Dataset items:

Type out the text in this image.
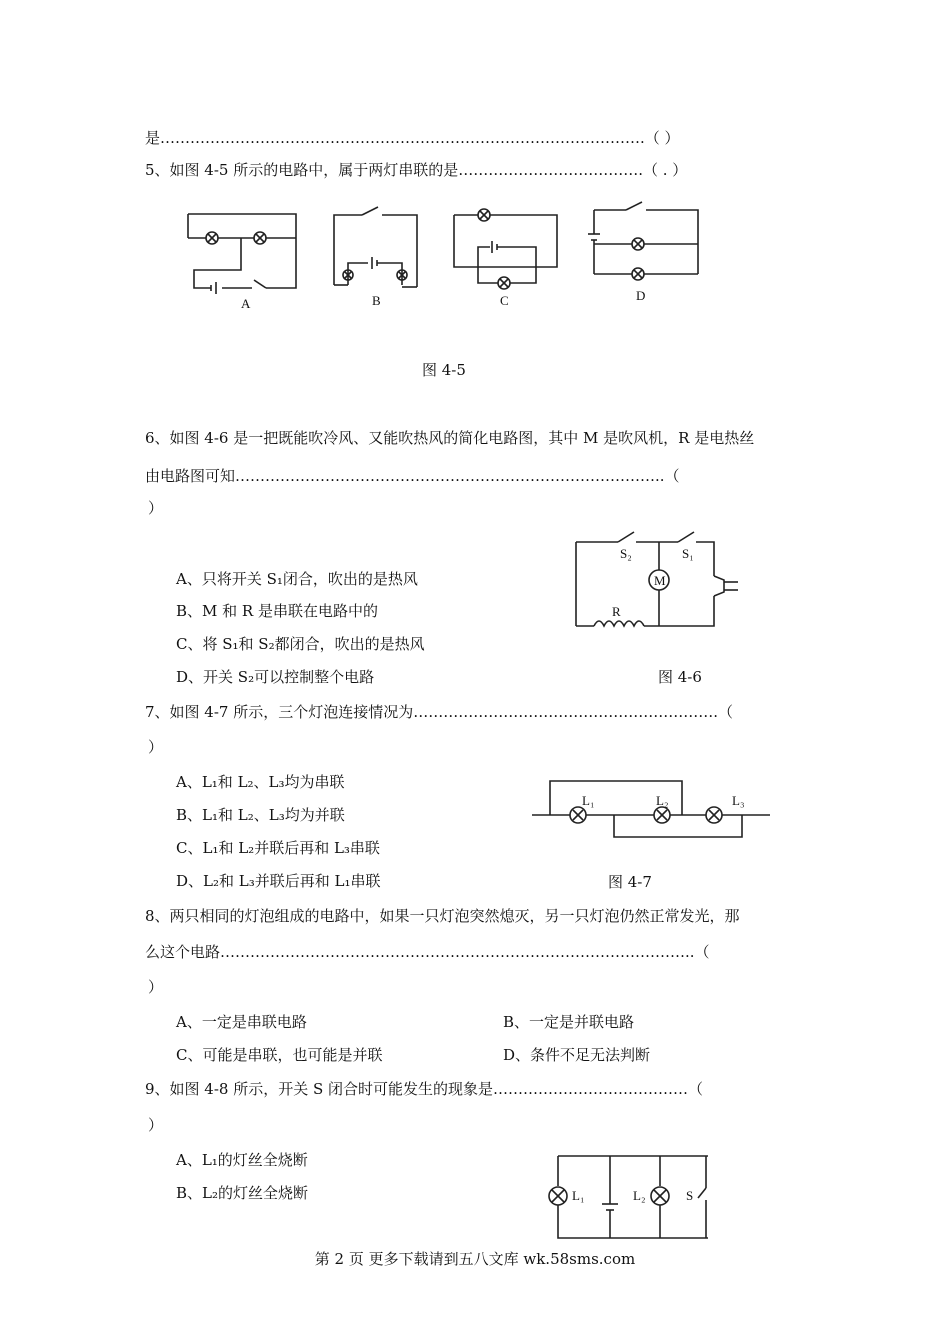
是…………………………………………………………………………………….（ ）
5、如图 4-5 所示的电路中，属于两灯串联的是……………………………….（ . ）
A	B	C	D
图 4-5
6、如图 4-6 是一把既能吹冷风、又能吹热风的简化电路图，其中 M 是吹风机，R 是电热丝
由电路图可知…………………………………………………………………………..（
）
A、只将开关 S₁闭合，吹出的是热风
B、M 和 R 是串联在电路中的
C、将 S₁和 S₂都闭合，吹出的是热风
D、开关 S₂可以控制整个电路
M
S₂	S₁
R
图 4-6
7、如图 4-7 所示，三个灯泡连接情况为…………………………………………………….（
）
A、L₁和 L₂、L₃均为串联
B、L₁和 L₂、L₃均为并联
C、L₁和 L₂并联后再和 L₃串联
D、L₂和 L₃并联后再和 L₁串联
L₁	L₂	L₃
图 4-7
8、两只相同的灯泡组成的电路中，如果一只灯泡突然熄灭，另一只灯泡仍然正常发光，那
么这个电路…………………………………………………………………………………..（
）
A、一定是串联电路	B、一定是并联电路
C、可能是串联，也可能是并联	D、条件不足无法判断
9、如图 4-8 所示，开关 S 闭合时可能发生的现象是…………………………………（
）
A、L₁的灯丝全烧断
B、L₂的灯丝全烧断	L₁	L₂	S
第 2 页 更多下载请到五八文库 wk.58sms.com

▶ _WORK INSTRUCTIONS_
Return all of the entries exactly as written, but drop any pictures they hold.

▶ _EXERCISE RESULT_
Type out the text in this image.
是…………………………………………………………………………………….（ ）
5、如图 4-5 所示的电路中，属于两灯串联的是……………………………….（ . ）
A	B	C	D
图 4-5
6、如图 4-6 是一把既能吹冷风、又能吹热风的简化电路图，其中 M 是吹风机，R 是电热丝
由电路图可知…………………………………………………………………………..（
）
A、只将开关 S₁闭合，吹出的是热风
B、M 和 R 是串联在电路中的
C、将 S₁和 S₂都闭合，吹出的是热风
D、开关 S₂可以控制整个电路
M
S₂	S₁
R
图 4-6
7、如图 4-7 所示，三个灯泡连接情况为…………………………………………………….（
）
A、L₁和 L₂、L₃均为串联
B、L₁和 L₂、L₃均为并联
C、L₁和 L₂并联后再和 L₃串联
D、L₂和 L₃并联后再和 L₁串联
L₁	L₂	L₃
图 4-7
8、两只相同的灯泡组成的电路中，如果一只灯泡突然熄灭，另一只灯泡仍然正常发光，那
么这个电路…………………………………………………………………………………..（
）
A、一定是串联电路	B、一定是并联电路
C、可能是串联，也可能是并联	D、条件不足无法判断
9、如图 4-8 所示，开关 S 闭合时可能发生的现象是…………………………………（
）
A、L₁的灯丝全烧断
B、L₂的灯丝全烧断	L₁	L₂	S
第 2 页 更多下载请到五八文库 wk.58sms.com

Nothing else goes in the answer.